Written task: Quote every line of the data below as it stands, omitting pictures.

··· Data for processing

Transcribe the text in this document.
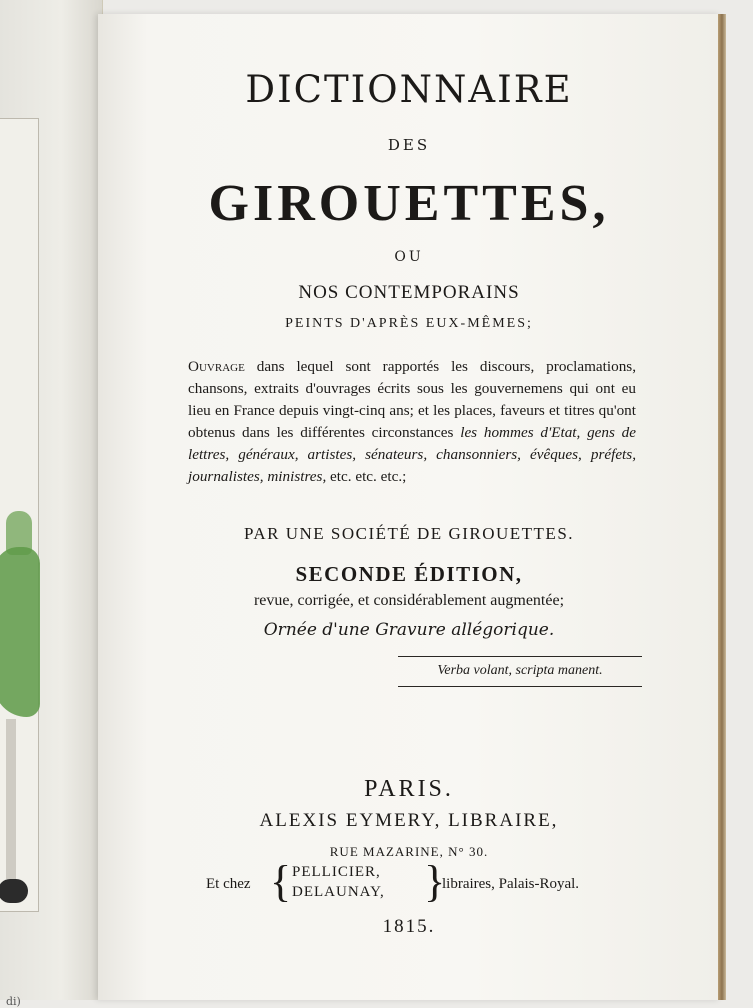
di)
DICTIONNAIRE
DES
GIROUETTES,
OU
NOS CONTEMPORAINS
PEINTS D'APRÈS EUX-MÊMES;
Ouvrage dans lequel sont rapportés les discours, proclamations, chansons, extraits d'ouvrages écrits sous les gouvernemens qui ont eu lieu en France depuis vingt-cinq ans; et les places, faveurs et titres qu'ont obtenus dans les différentes circonstances les hommes d'Etat, gens de lettres, généraux, artistes, sénateurs, chansonniers, évêques, préfets, journalistes, ministres, etc. etc. etc.;
PAR UNE SOCIÉTÉ DE GIROUETTES.
SECONDE ÉDITION,
revue, corrigée, et considérablement augmentée;
Ornée d'une Gravure allégorique.
Verba volant, scripta manent.
PARIS.
ALEXIS EYMERY, LIBRAIRE,
RUE MAZARINE, N° 30.
Et chez { PELLICIER,
DELAUNAY, }
libraires, Palais-Royal.
1815.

······

Final answer:
Transcribe the text in this document.
di)
DICTIONNAIRE
DES
GIROUETTES,
OU
NOS CONTEMPORAINS
PEINTS D'APRÈS EUX-MÊMES;
Ouvrage dans lequel sont rapportés les discours, proclamations, chansons, extraits d'ouvrages écrits sous les gouvernemens qui ont eu lieu en France depuis vingt-cinq ans; et les places, faveurs et titres qu'ont obtenus dans les différentes circonstances les hommes d'Etat, gens de lettres, généraux, artistes, sénateurs, chansonniers, évêques, préfets, journalistes, ministres, etc. etc. etc.;
PAR UNE SOCIÉTÉ DE GIROUETTES.
SECONDE ÉDITION,
revue, corrigée, et considérablement augmentée;
Ornée d'une Gravure allégorique.
Verba volant, scripta manent.
PARIS.
ALEXIS EYMERY, LIBRAIRE,
RUE MAZARINE, N° 30.
Et chez { PELLICIER,
DELAUNAY, }
libraires, Palais-Royal.
1815.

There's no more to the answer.